### Listed entries
"""

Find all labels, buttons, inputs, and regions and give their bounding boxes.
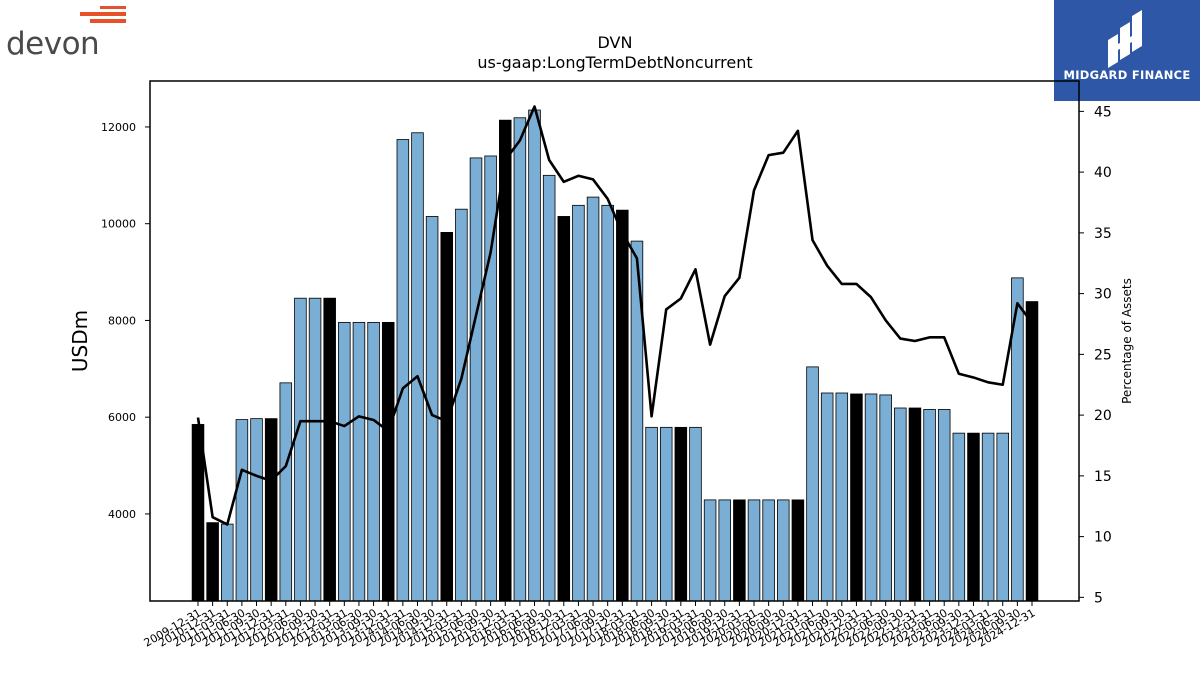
bar <box>820 392 834 602</box>
midgard-logo-mark-icon <box>1108 10 1142 68</box>
y2-tick-label: 45 <box>1094 104 1112 120</box>
bar <box>981 432 995 602</box>
bar <box>777 499 790 602</box>
bar <box>791 499 805 602</box>
y-axis-right: 5 10 15 20 25 30 35 40 45 <box>1079 104 1112 606</box>
bar <box>294 297 307 602</box>
bar <box>850 393 863 602</box>
bar <box>835 392 849 602</box>
bar <box>367 321 380 602</box>
bar <box>455 208 468 602</box>
bar <box>718 499 731 602</box>
bar <box>411 132 424 602</box>
bar <box>221 523 234 602</box>
devon-logo: devon <box>4 4 128 64</box>
bar <box>762 499 775 602</box>
bar <box>513 117 527 602</box>
bar <box>469 157 483 602</box>
x-axis: 2009-12-312010-12-312011-03-312011-06-30… <box>142 601 1038 650</box>
bar <box>937 409 951 602</box>
y2-axis-label: Percentage of Assets <box>1120 278 1134 404</box>
bar <box>338 321 351 602</box>
y2-tick-label: 15 <box>1094 469 1112 485</box>
bar <box>747 499 761 602</box>
bar <box>879 394 892 602</box>
bar <box>864 393 878 602</box>
bar <box>528 109 541 602</box>
bar <box>572 204 585 602</box>
chart-title: DVN <box>598 33 633 52</box>
bar <box>586 196 600 602</box>
line-series <box>196 105 1034 526</box>
y-tick-label: 10000 <box>101 218 136 231</box>
y2-tick-label: 40 <box>1094 165 1112 181</box>
percentage-line <box>196 105 1034 526</box>
bar <box>674 426 688 602</box>
bar <box>645 426 658 602</box>
bar <box>235 419 249 602</box>
chart-subtitle: us-gaap:LongTermDebtNoncurrent <box>477 53 752 72</box>
devon-logo-text: devon <box>6 26 100 62</box>
y-axis-label: USDm <box>68 310 92 372</box>
y2-tick-label: 30 <box>1094 287 1112 303</box>
bar <box>952 432 966 602</box>
bar <box>806 366 819 602</box>
bar <box>279 382 293 602</box>
bar <box>894 407 907 602</box>
bar <box>440 231 453 602</box>
bar <box>352 321 366 602</box>
plot-frame <box>149 80 1080 602</box>
y2-tick-label: 10 <box>1094 530 1112 546</box>
y-axis-left: 4000 6000 8000 10000 12000 <box>101 121 150 521</box>
bar <box>396 139 410 602</box>
bar <box>557 216 571 602</box>
bar <box>908 407 922 602</box>
bar <box>616 209 629 602</box>
bar <box>923 409 936 602</box>
bar <box>264 418 278 602</box>
bar <box>308 297 322 602</box>
devon-logo-bars-icon <box>80 6 126 23</box>
bar <box>206 522 219 602</box>
bar <box>967 432 980 602</box>
y-tick-label: 6000 <box>108 411 136 424</box>
bar <box>689 426 702 602</box>
y-tick-label: 12000 <box>101 121 136 134</box>
bar <box>996 432 1009 602</box>
y2-tick-label: 5 <box>1094 590 1103 606</box>
y-tick-label: 8000 <box>108 314 136 327</box>
bar <box>703 499 717 602</box>
bar <box>425 216 439 602</box>
bar <box>542 174 556 602</box>
y-tick-label: 4000 <box>108 508 136 521</box>
y2-tick-label: 25 <box>1094 347 1112 363</box>
bar <box>250 418 263 602</box>
bar <box>601 204 614 602</box>
bar <box>381 321 395 602</box>
midgard-finance-logo: MIDGARD FINANCE <box>1054 0 1200 101</box>
bar <box>1025 301 1039 602</box>
bar <box>659 426 673 602</box>
bar <box>733 499 746 602</box>
bar <box>323 297 336 602</box>
y2-tick-label: 35 <box>1094 226 1112 242</box>
midgard-logo-text: MIDGARD FINANCE <box>1063 68 1191 82</box>
bar-series <box>191 109 1039 602</box>
y2-tick-label: 20 <box>1094 408 1112 424</box>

"""

### Directions for this task
Copy out all the records above, swapping every "y2-tick-label" for "right-tick-label" and leaving everything else unchanged. Leave out the pictures.

### Answer below
Find all labels, buttons, inputs, and regions and give their bounding boxes.
bar <box>820 392 834 602</box>
midgard-logo-mark-icon <box>1108 10 1142 68</box>
right-tick-label: 45 <box>1094 104 1112 120</box>
bar <box>981 432 995 602</box>
bar <box>777 499 790 602</box>
bar <box>791 499 805 602</box>
y-axis-right: 5 10 15 20 25 30 35 40 45 <box>1079 104 1112 606</box>
bar <box>294 297 307 602</box>
bar <box>850 393 863 602</box>
bar <box>835 392 849 602</box>
bar <box>367 321 380 602</box>
bar <box>455 208 468 602</box>
bar <box>718 499 731 602</box>
bar <box>411 132 424 602</box>
bar <box>221 523 234 602</box>
devon-logo: devon <box>4 4 128 64</box>
bar <box>762 499 775 602</box>
bar <box>513 117 527 602</box>
bar <box>469 157 483 602</box>
x-axis: 2009-12-312010-12-312011-03-312011-06-30… <box>142 601 1038 650</box>
bar <box>937 409 951 602</box>
y2-axis-label: Percentage of Assets <box>1120 278 1134 404</box>
bar <box>338 321 351 602</box>
right-tick-label: 15 <box>1094 469 1112 485</box>
bar <box>747 499 761 602</box>
bar <box>879 394 892 602</box>
bar <box>864 393 878 602</box>
bar <box>528 109 541 602</box>
bar <box>572 204 585 602</box>
chart-title: DVN <box>598 33 633 52</box>
bar <box>586 196 600 602</box>
line-series <box>196 105 1034 526</box>
y-tick-label: 10000 <box>101 218 136 231</box>
right-tick-label: 40 <box>1094 165 1112 181</box>
percentage-line <box>196 105 1034 526</box>
bar <box>674 426 688 602</box>
bar <box>645 426 658 602</box>
bar <box>235 419 249 602</box>
chart-subtitle: us-gaap:LongTermDebtNoncurrent <box>477 53 752 72</box>
devon-logo-text: devon <box>6 26 100 62</box>
y-axis-label: USDm <box>68 310 92 372</box>
right-tick-label: 30 <box>1094 287 1112 303</box>
bar <box>952 432 966 602</box>
bar <box>806 366 819 602</box>
bar <box>279 382 293 602</box>
bar <box>894 407 907 602</box>
bar <box>440 231 453 602</box>
bar <box>352 321 366 602</box>
plot-frame <box>149 80 1080 602</box>
right-tick-label: 10 <box>1094 530 1112 546</box>
y-axis-left: 4000 6000 8000 10000 12000 <box>101 121 150 521</box>
bar <box>396 139 410 602</box>
bar <box>557 216 571 602</box>
bar <box>908 407 922 602</box>
bar <box>616 209 629 602</box>
bar <box>923 409 936 602</box>
bar <box>264 418 278 602</box>
bar <box>308 297 322 602</box>
devon-logo-bars-icon <box>80 6 126 23</box>
bar <box>206 522 219 602</box>
bar <box>967 432 980 602</box>
y-tick-label: 6000 <box>108 411 136 424</box>
bar <box>689 426 702 602</box>
y-tick-label: 12000 <box>101 121 136 134</box>
bar <box>996 432 1009 602</box>
right-tick-label: 5 <box>1094 590 1103 606</box>
y-tick-label: 8000 <box>108 314 136 327</box>
bar <box>703 499 717 602</box>
bar <box>425 216 439 602</box>
bar <box>542 174 556 602</box>
y-tick-label: 4000 <box>108 508 136 521</box>
right-tick-label: 25 <box>1094 347 1112 363</box>
bar <box>250 418 263 602</box>
bar <box>601 204 614 602</box>
bar <box>381 321 395 602</box>
midgard-finance-logo: MIDGARD FINANCE <box>1054 0 1200 101</box>
bar <box>1025 301 1039 602</box>
bar <box>659 426 673 602</box>
bar <box>733 499 746 602</box>
bar <box>323 297 336 602</box>
right-tick-label: 35 <box>1094 226 1112 242</box>
midgard-logo-text: MIDGARD FINANCE <box>1063 68 1191 82</box>
bar-series <box>191 109 1039 602</box>
right-tick-label: 20 <box>1094 408 1112 424</box>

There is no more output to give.